**** MATERIAL SUPPLIED
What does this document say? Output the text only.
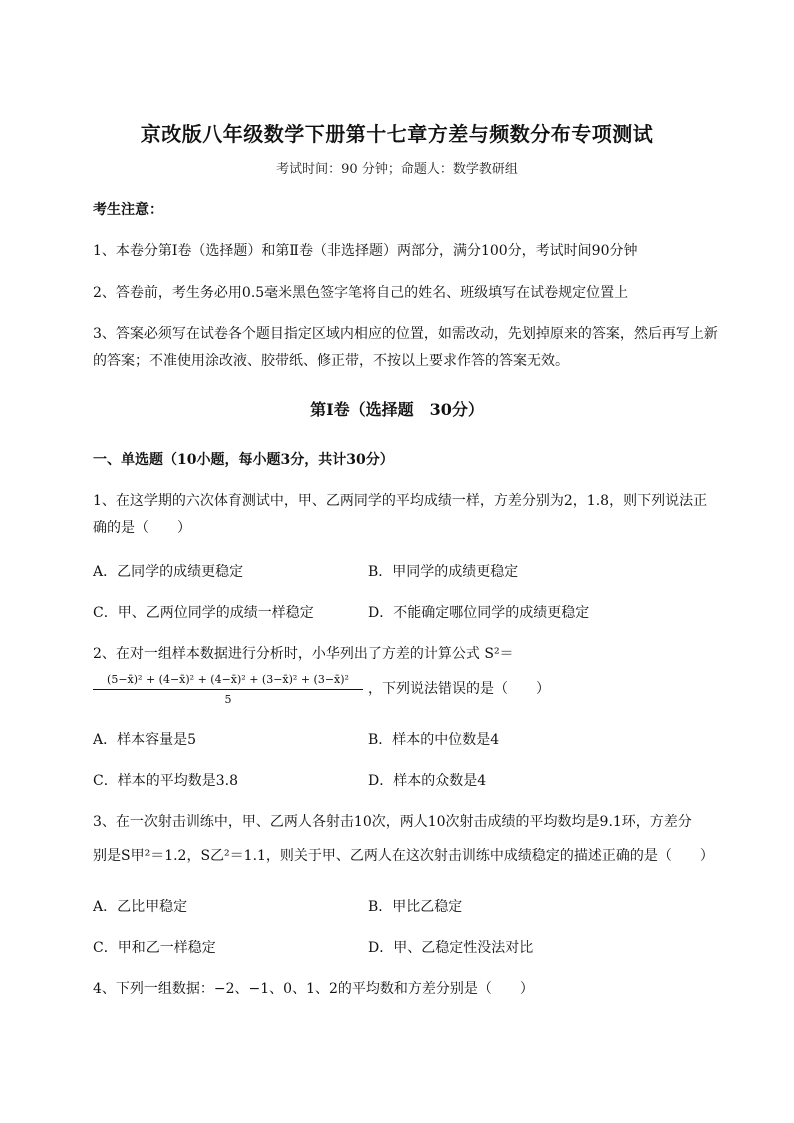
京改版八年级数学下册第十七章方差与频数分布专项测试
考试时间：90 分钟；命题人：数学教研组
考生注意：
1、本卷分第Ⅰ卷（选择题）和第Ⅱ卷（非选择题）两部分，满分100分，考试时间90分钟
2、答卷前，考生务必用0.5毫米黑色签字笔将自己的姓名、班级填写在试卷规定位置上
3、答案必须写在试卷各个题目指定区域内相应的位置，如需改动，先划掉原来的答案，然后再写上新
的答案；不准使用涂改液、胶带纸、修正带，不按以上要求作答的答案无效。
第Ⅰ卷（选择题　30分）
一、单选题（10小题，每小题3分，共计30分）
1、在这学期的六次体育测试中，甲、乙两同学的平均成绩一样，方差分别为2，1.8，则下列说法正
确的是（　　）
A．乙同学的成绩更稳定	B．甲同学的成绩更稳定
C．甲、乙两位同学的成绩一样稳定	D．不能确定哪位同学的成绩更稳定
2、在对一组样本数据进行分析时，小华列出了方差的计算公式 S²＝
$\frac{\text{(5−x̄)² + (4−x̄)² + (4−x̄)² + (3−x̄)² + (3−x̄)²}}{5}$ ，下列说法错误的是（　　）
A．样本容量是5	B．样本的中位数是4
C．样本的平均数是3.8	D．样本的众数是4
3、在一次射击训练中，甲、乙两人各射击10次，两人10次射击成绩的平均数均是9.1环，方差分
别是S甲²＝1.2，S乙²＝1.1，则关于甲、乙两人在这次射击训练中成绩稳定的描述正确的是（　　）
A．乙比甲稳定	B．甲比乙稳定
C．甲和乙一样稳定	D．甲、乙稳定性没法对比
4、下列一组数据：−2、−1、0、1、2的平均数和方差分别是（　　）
********
**** MATERIAL SUPPLIED
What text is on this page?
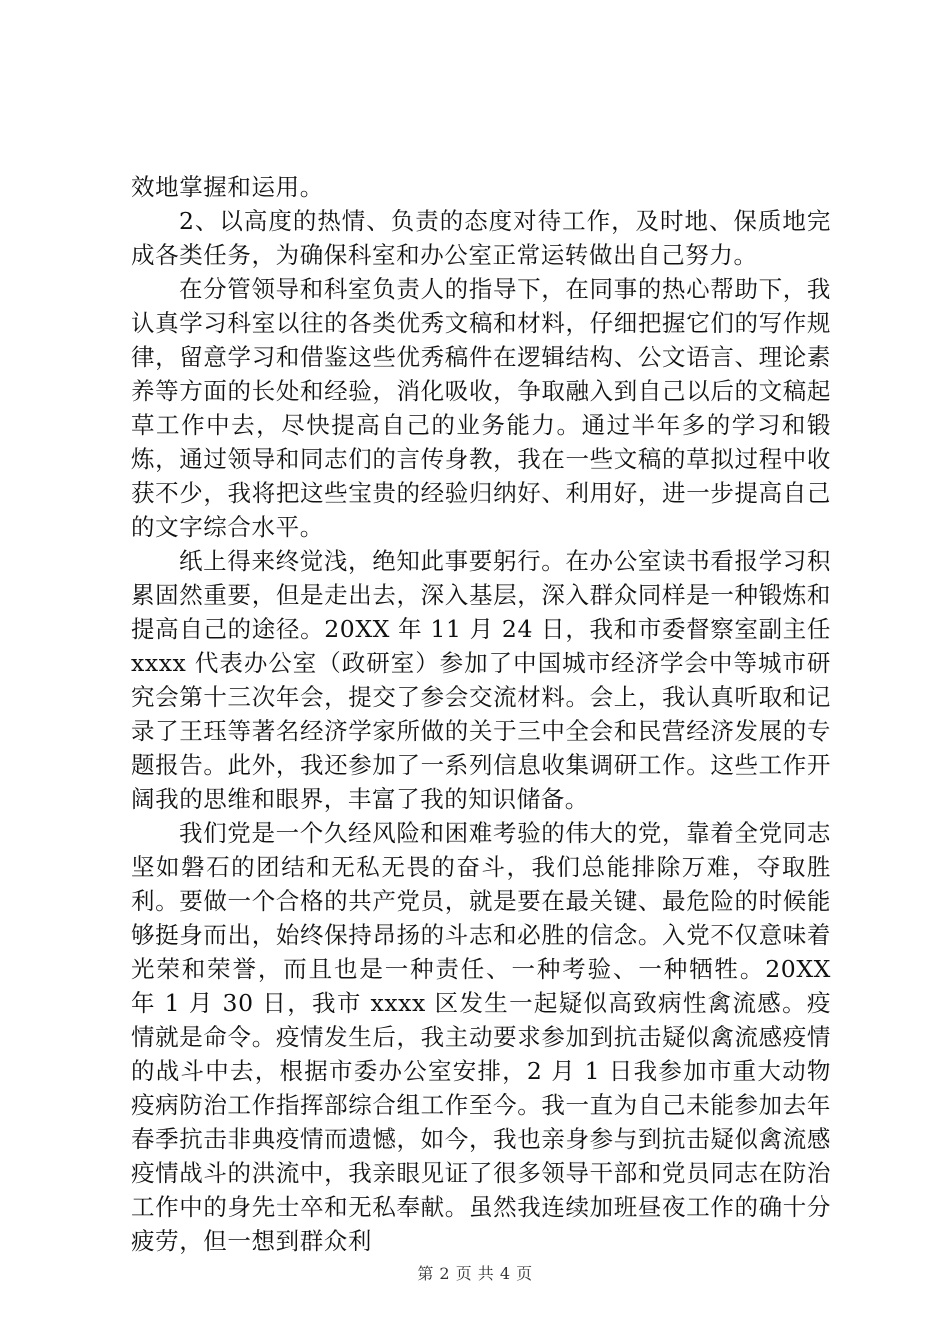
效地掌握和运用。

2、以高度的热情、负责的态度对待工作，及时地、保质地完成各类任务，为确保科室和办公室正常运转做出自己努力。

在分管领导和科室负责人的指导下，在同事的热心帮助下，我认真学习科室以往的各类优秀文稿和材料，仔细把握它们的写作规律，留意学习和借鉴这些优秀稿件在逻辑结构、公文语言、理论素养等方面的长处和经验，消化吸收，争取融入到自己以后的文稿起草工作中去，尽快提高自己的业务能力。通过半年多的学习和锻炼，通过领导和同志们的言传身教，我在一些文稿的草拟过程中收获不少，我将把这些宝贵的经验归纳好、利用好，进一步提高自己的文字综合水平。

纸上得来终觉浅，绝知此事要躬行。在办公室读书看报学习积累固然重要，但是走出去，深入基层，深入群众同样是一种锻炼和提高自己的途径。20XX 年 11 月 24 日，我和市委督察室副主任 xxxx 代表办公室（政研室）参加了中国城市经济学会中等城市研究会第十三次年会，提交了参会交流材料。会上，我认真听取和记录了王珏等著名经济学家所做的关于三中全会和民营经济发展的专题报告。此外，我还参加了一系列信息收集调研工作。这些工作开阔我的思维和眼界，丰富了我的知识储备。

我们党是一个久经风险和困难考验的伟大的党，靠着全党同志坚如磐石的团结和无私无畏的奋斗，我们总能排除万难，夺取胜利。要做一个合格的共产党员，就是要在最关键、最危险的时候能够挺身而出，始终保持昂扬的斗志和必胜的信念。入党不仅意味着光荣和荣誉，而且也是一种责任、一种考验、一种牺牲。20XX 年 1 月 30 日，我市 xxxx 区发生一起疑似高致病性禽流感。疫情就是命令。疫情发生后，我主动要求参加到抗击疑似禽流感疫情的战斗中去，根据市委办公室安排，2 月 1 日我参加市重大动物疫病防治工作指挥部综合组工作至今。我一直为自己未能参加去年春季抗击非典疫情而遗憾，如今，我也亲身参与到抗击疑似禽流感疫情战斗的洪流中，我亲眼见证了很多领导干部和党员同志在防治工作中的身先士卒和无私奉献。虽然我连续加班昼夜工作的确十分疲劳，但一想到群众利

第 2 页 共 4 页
********
WHAT TO PRODUCE
Scan the lines for the string "text". Pick out every line that has it.

FINAL RESULT
What does this document say? Output the text only.
$\frac{\text{(5−x̄)² + (4−x̄)² + (4−x̄)² + (3−x̄)² + (3−x̄)²}}{5}$ ，下列说法错误的是（　　）
What text is on this page?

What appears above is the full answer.